Task requirements. Pick out each line of the records in which the word "that" appears.

Stored dataset items.
--

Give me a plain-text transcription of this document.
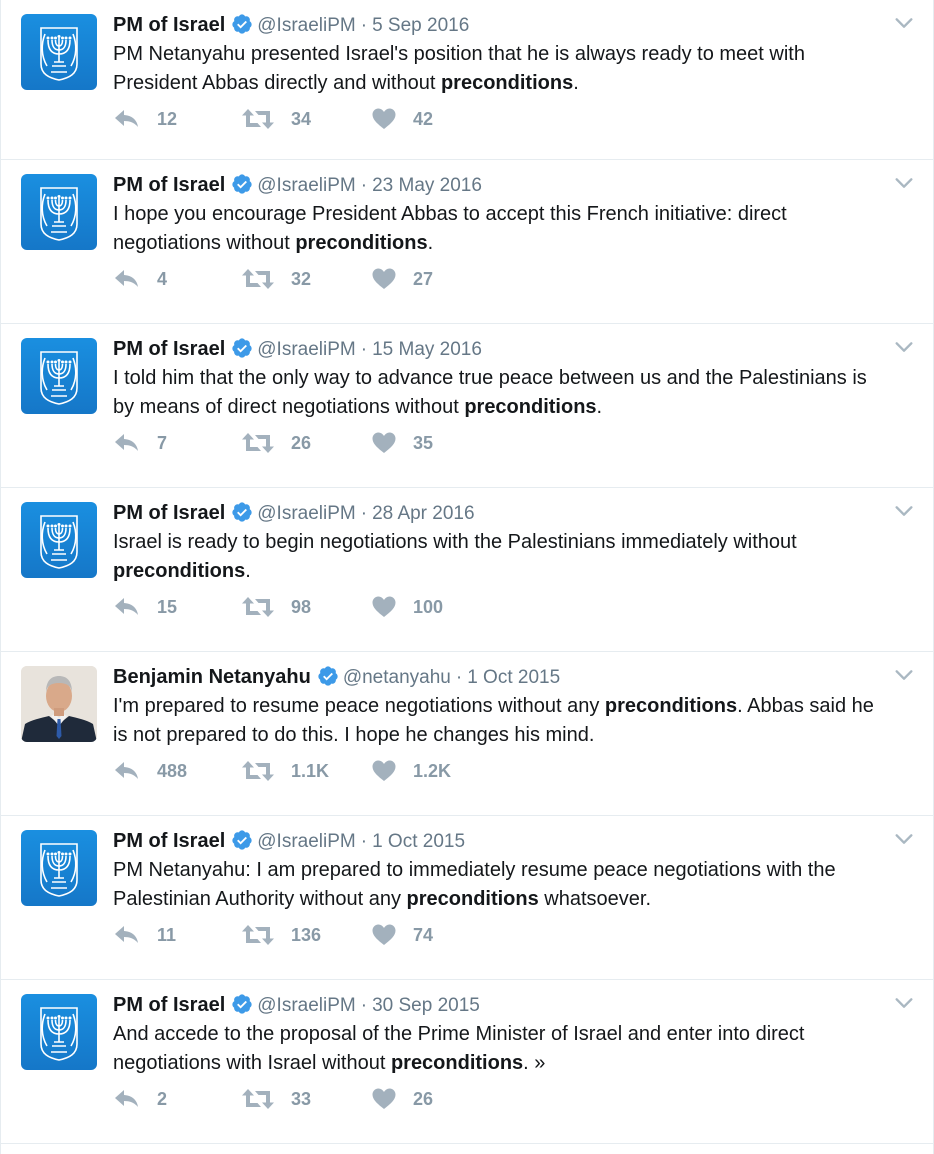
PM of Israel @IsraeliPM · 5 Sep 2016
PM Netanyahu presented Israel's position that he is always ready to meet with President Abbas directly and without preconditions.
12	34	42
PM of Israel @IsraeliPM · 23 May 2016
I hope you encourage President Abbas to accept this French initiative: direct negotiations without preconditions.
4	32	27
PM of Israel @IsraeliPM · 15 May 2016
I told him that the only way to advance true peace between us and the Palestinians is by means of direct negotiations without preconditions.
7	26	35
PM of Israel @IsraeliPM · 28 Apr 2016
Israel is ready to begin negotiations with the Palestinians immediately without preconditions.
15	98	100
Benjamin Netanyahu @netanyahu · 1 Oct 2015
I'm prepared to resume peace negotiations without any preconditions. Abbas said he is not prepared to do this. I hope he changes his mind.
488	1.1K	1.2K
PM of Israel @IsraeliPM · 1 Oct 2015
PM Netanyahu: I am prepared to immediately resume peace negotiations with the Palestinian Authority without any preconditions whatsoever.
11	136	74
PM of Israel @IsraeliPM · 30 Sep 2015
And accede to the proposal of the Prime Minister of Israel and enter into direct negotiations with Israel without preconditions. »
2	33	26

--

Written reply.
PM Netanyahu presented Israel's position that he is always ready to meet with President Abbas directly and without preconditions.
I told him that the only way to advance true peace between us and the Palestinians is by means of direct negotiations without preconditions.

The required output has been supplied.